:: TEXT

Practitioner Certificate Creative Writing for Therapeutic Purposes (CWTP) for Therapists

Diploma

OVERVIEW

This Practitioner Certificate offers qualified therapists and senior trainees the opportunity to learn about principles, practice and applications of Creative Writing for Therapeutic Purposes (CWTP). All are welcome – you do not have to have done much creative writing before, only be willing to participate.

We will look at applications and ways of working with writing and creativity, and how these might contribute to therapists’ existing practice, or in their own creative and reflective process and self-care.

The 10 days (5 x 2 day workshops) provide a lively and engaging introduction to CWTP theory and practice. Highly experienced tutors combine experiential learning with taught elements and carefully-chosen reading. You will be guided through creative writing and reflection exercises in a supportive and accessible way that is designed to enable all who wish to learn more about this field to participate and develop as practitioners. There will be a reading list and tasks set before and between sessions.

TARGET

The course is suitable for qualified therapists and senior trainees who are interested in learning about Creative Writing for Therapeutic Purposes and its applications. There will be creative writing activities for students in each learning day as part of the experiential learning.

::::

YOUR INSTRUCTIONS =>
Decide whether each statement below agrees with the course description above, answering yes or no and quoting the deciding words. 1. Participants must already have substantial creative writing experience. 2. The course is made up of five two-day workshops. 3. Reading and tasks are assigned before and between sessions.

:: DATA PROVIDED

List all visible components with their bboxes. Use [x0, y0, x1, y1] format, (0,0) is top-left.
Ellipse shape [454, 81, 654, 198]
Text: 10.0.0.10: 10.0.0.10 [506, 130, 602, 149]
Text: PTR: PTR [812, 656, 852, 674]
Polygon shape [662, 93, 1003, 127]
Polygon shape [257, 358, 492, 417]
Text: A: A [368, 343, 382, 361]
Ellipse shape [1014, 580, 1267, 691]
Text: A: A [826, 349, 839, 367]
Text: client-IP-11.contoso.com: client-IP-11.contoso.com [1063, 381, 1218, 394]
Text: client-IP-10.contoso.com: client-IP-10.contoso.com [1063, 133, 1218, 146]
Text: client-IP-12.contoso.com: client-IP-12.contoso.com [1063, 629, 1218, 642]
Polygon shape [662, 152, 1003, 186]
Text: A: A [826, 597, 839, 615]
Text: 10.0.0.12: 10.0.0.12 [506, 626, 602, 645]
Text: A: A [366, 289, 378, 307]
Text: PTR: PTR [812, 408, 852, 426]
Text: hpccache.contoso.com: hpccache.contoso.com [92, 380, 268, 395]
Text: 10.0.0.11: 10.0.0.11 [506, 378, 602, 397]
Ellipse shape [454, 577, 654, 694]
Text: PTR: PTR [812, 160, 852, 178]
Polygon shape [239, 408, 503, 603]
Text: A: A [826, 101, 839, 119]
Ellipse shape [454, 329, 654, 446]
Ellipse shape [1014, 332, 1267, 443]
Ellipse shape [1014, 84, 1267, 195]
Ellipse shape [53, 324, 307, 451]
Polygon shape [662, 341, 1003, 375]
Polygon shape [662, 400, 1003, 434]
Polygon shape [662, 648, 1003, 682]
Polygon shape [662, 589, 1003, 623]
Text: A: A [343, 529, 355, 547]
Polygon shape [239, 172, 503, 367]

::::

THE ANSWER =>
1. No: "you do not have to have done much creative writing before, only be willing to participate."
2. Yes: "The 10 days (5 x 2 day workshops)"
3. Yes: "There will be a reading list and tasks set before and between sessions."